▸ WHAT YOU NEED TO DO
Extract every entry word for word.

Start

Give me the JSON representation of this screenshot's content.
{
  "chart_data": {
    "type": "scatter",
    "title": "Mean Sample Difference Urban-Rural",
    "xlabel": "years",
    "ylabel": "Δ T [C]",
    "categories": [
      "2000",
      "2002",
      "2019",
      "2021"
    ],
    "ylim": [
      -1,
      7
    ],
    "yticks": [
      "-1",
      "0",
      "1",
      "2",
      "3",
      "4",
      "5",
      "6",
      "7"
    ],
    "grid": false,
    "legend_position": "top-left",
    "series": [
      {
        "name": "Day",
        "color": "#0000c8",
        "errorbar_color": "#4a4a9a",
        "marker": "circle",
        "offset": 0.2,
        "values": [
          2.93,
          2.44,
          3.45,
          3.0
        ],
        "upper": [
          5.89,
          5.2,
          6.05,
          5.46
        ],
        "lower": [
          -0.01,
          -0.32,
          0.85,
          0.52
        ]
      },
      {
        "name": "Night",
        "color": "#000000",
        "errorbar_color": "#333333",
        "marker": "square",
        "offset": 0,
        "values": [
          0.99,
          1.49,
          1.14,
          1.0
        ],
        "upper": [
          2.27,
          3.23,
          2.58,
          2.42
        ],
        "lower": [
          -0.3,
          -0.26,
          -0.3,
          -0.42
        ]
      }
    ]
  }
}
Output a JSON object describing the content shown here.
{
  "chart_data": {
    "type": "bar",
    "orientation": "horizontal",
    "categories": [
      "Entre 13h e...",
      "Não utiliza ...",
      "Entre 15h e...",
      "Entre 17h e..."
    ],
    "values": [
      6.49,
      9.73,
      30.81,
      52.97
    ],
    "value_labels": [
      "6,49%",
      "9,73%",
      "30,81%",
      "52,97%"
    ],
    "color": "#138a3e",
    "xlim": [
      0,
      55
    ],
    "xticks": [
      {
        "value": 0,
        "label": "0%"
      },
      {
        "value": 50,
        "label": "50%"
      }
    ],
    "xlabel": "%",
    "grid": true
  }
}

End

▸ EXERCISE ANSWER
Give me the JSON representation of this screenshot's content.
{
  "chart_data": {
    "type": "scatter",
    "title": "Mean Sample Difference Urban-Rural",
    "xlabel": "years",
    "ylabel": "Δ T [C]",
    "categories": [
      "2000",
      "2002",
      "2019",
      "2021"
    ],
    "ylim": [
      -1,
      7
    ],
    "yticks": [
      "-1",
      "0",
      "1",
      "2",
      "3",
      "4",
      "5",
      "6",
      "7"
    ],
    "grid": false,
    "legend_position": "top-left",
    "series": [
      {
        "name": "Day",
        "color": "#0000c8",
        "errorbar_color": "#4a4a9a",
        "marker": "circle",
        "offset": 0.2,
        "values": [
          2.93,
          2.44,
          3.45,
          3.0
        ],
        "upper": [
          5.89,
          5.2,
          6.05,
          5.46
        ],
        "lower": [
          -0.01,
          -0.32,
          0.85,
          0.52
        ]
      },
      {
        "name": "Night",
        "color": "#000000",
        "errorbar_color": "#333333",
        "marker": "square",
        "offset": 0,
        "values": [
          0.99,
          1.49,
          1.14,
          1.0
        ],
        "upper": [
          2.27,
          3.23,
          2.58,
          2.42
        ],
        "lower": [
          -0.3,
          -0.26,
          -0.3,
          -0.42
        ]
      }
    ]
  }
}
Output a JSON object describing the content shown here.
{
  "chart_data": {
    "type": "bar",
    "orientation": "horizontal",
    "categories": [
      "Entre 13h e...",
      "Não utiliza ...",
      "Entre 15h e...",
      "Entre 17h e..."
    ],
    "values": [
      6.49,
      9.73,
      30.81,
      52.97
    ],
    "value_labels": [
      "6,49%",
      "9,73%",
      "30,81%",
      "52,97%"
    ],
    "color": "#138a3e",
    "xlim": [
      0,
      55
    ],
    "xticks": [
      {
        "value": 0,
        "label": "0%"
      },
      {
        "value": 50,
        "label": "50%"
      }
    ],
    "xlabel": "%",
    "grid": true
  }
}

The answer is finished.